• **Exercise input**:
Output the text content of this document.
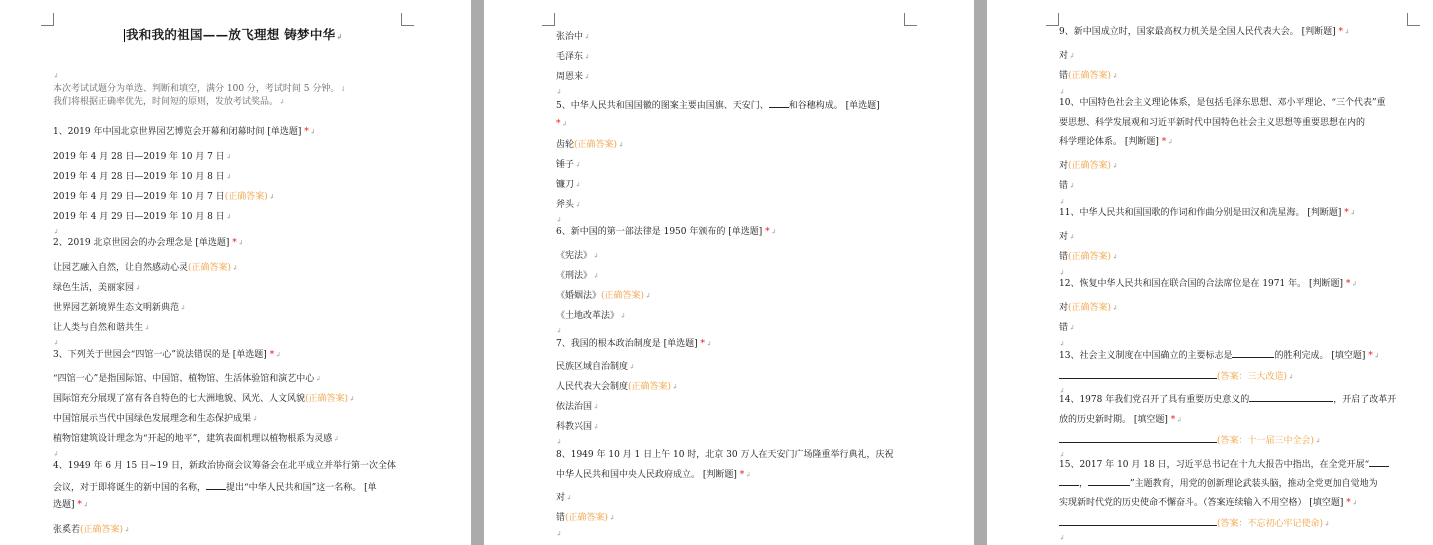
我和我的祖国——放飞理想 铸梦中华↲
↲
本次考试试题分为单选、判断和填空，满分 100 分，考试时间 5 分钟。↓
我们将根据正确率优先，时间短的原则，发放考试奖品。↲
1、2019 年中国北京世界园艺博览会开幕和闭幕时间 [单选题] *↲
2019 年 4 月 28 日—2019 年 10 月 7 日↲
2019 年 4 月 28 日—2019 年 10 月 8 日↲
2019 年 4 月 29 日—2019 年 10 月 7 日(正确答案)↲
2019 年 4 月 29 日—2019 年 10 月 8 日↲
↲
2、2019 北京世园会的办会理念是 [单选题] *↲
让园艺融入自然，让自然感动心灵(正确答案)↲
绿色生活，美丽家园↲
世界园艺新境界生态文明新典范↲
让人类与自然和谐共生↲
↲
3、下列关于世园会“四馆一心”说法错误的是 [单选题] *↲
“四馆一心”是指国际馆、中国馆、植物馆、生活体验馆和演艺中心↲
国际馆充分展现了富有各自特色的七大洲地貌、风光、人文风貌(正确答案)↲
中国馆展示当代中国绿色发展理念和生态保护成果↲
植物馆建筑设计理念为“开起的地平”，建筑表面机理以植物根系为灵感↲
↲
4、1949 年 6 月 15 日~19 日，新政治协商会议筹备会在北平成立并举行第一次全体
会议，对于即将诞生的新中国的名称， 提出“中华人民共和国”这一名称。 [单
选题] *↲
张奚若(正确答案)↲
张治中↲
毛泽东↲
周恩来↲
↲
5、中华人民共和国国徽的图案主要由国旗、天安门、 和谷穗构成。 [单选题]
*↲
齿轮(正确答案)↲
锤子↲
镰刀↲
斧头↲
↲
6、新中国的第一部法律是 1950 年颁布的 [单选题] *↲
《宪法》↲
《刑法》↲
《婚姻法》(正确答案)↲
《土地改革法》↲
↲
7、我国的根本政治制度是 [单选题] *↲
民族区域自治制度↲
人民代表大会制度(正确答案)↲
依法治国↲
科教兴国↲
↲
8、1949 年 10 月 1 日上午 10 时，北京 30 万人在天安门广场隆重举行典礼，庆祝
中华人民共和国中央人民政府成立。 [判断题] *↲
对↲
错(正确答案)↲
↲
9、新中国成立时，国家最高权力机关是全国人民代表大会。 [判断题] *↲
对↲
错(正确答案)↲
↲
10、中国特色社会主义理论体系，是包括毛泽东思想、邓小平理论、“三个代表”重
要思想、科学发展观和习近平新时代中国特色社会主义思想等重要思想在内的
科学理论体系。 [判断题] *↲
对(正确答案)↲
错↲
↲
11、中华人民共和国国歌的作词和作曲分别是田汉和冼星海。 [判断题] *↲
对↲
错(正确答案)↲
↲
12、恢复中华人民共和国在联合国的合法席位是在 1971 年。 [判断题] *↲
对(正确答案)↲
错↲
↲
13、社会主义制度在中国确立的主要标志是	的胜利完成。 [填空题] *↲
(答案：三大改造)↲
↲
14、1978 年我们党召开了具有重要历史意义的	，开启了改革开
放的历史新时期。 [填空题] *↲
(答案：十一届三中全会)↲
↲
15、2017 年 10 月 18 日，习近平总书记在十九大报告中指出，在全党开展“
，	”主题教育，用党的创新理论武装头脑，推动全党更加自觉地为
实现新时代党的历史使命不懈奋斗。（答案连续输入不用空格） [填空题] *↲
(答案：不忘初心牢记使命)↲
↲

• **What the task requires**: Reproduce the full listing faithfully, but do not carry over any pictures.

• **Response for this exercise**:
Output the text content of this document.
我和我的祖国——放飞理想 铸梦中华↲
↲
本次考试试题分为单选、判断和填空，满分 100 分，考试时间 5 分钟。↓
我们将根据正确率优先，时间短的原则，发放考试奖品。↲
1、2019 年中国北京世界园艺博览会开幕和闭幕时间 [单选题] *↲
2019 年 4 月 28 日—2019 年 10 月 7 日↲
2019 年 4 月 28 日—2019 年 10 月 8 日↲
2019 年 4 月 29 日—2019 年 10 月 7 日(正确答案)↲
2019 年 4 月 29 日—2019 年 10 月 8 日↲
↲
2、2019 北京世园会的办会理念是 [单选题] *↲
让园艺融入自然，让自然感动心灵(正确答案)↲
绿色生活，美丽家园↲
世界园艺新境界生态文明新典范↲
让人类与自然和谐共生↲
↲
3、下列关于世园会“四馆一心”说法错误的是 [单选题] *↲
“四馆一心”是指国际馆、中国馆、植物馆、生活体验馆和演艺中心↲
国际馆充分展现了富有各自特色的七大洲地貌、风光、人文风貌(正确答案)↲
中国馆展示当代中国绿色发展理念和生态保护成果↲
植物馆建筑设计理念为“开起的地平”，建筑表面机理以植物根系为灵感↲
↲
4、1949 年 6 月 15 日~19 日，新政治协商会议筹备会在北平成立并举行第一次全体
会议，对于即将诞生的新中国的名称， 提出“中华人民共和国”这一名称。 [单
选题] *↲
张奚若(正确答案)↲
张治中↲
毛泽东↲
周恩来↲
↲
5、中华人民共和国国徽的图案主要由国旗、天安门、 和谷穗构成。 [单选题]
*↲
齿轮(正确答案)↲
锤子↲
镰刀↲
斧头↲
↲
6、新中国的第一部法律是 1950 年颁布的 [单选题] *↲
《宪法》↲
《刑法》↲
《婚姻法》(正确答案)↲
《土地改革法》↲
↲
7、我国的根本政治制度是 [单选题] *↲
民族区域自治制度↲
人民代表大会制度(正确答案)↲
依法治国↲
科教兴国↲
↲
8、1949 年 10 月 1 日上午 10 时，北京 30 万人在天安门广场隆重举行典礼，庆祝
中华人民共和国中央人民政府成立。 [判断题] *↲
对↲
错(正确答案)↲
↲
9、新中国成立时，国家最高权力机关是全国人民代表大会。 [判断题] *↲
对↲
错(正确答案)↲
↲
10、中国特色社会主义理论体系，是包括毛泽东思想、邓小平理论、“三个代表”重
要思想、科学发展观和习近平新时代中国特色社会主义思想等重要思想在内的
科学理论体系。 [判断题] *↲
对(正确答案)↲
错↲
↲
11、中华人民共和国国歌的作词和作曲分别是田汉和冼星海。 [判断题] *↲
对↲
错(正确答案)↲
↲
12、恢复中华人民共和国在联合国的合法席位是在 1971 年。 [判断题] *↲
对(正确答案)↲
错↲
↲
13、社会主义制度在中国确立的主要标志是	的胜利完成。 [填空题] *↲
(答案：三大改造)↲
↲
14、1978 年我们党召开了具有重要历史意义的	，开启了改革开
放的历史新时期。 [填空题] *↲
(答案：十一届三中全会)↲
↲
15、2017 年 10 月 18 日，习近平总书记在十九大报告中指出，在全党开展“
，	”主题教育，用党的创新理论武装头脑，推动全党更加自觉地为
实现新时代党的历史使命不懈奋斗。（答案连续输入不用空格） [填空题] *↲
(答案：不忘初心牢记使命)↲
↲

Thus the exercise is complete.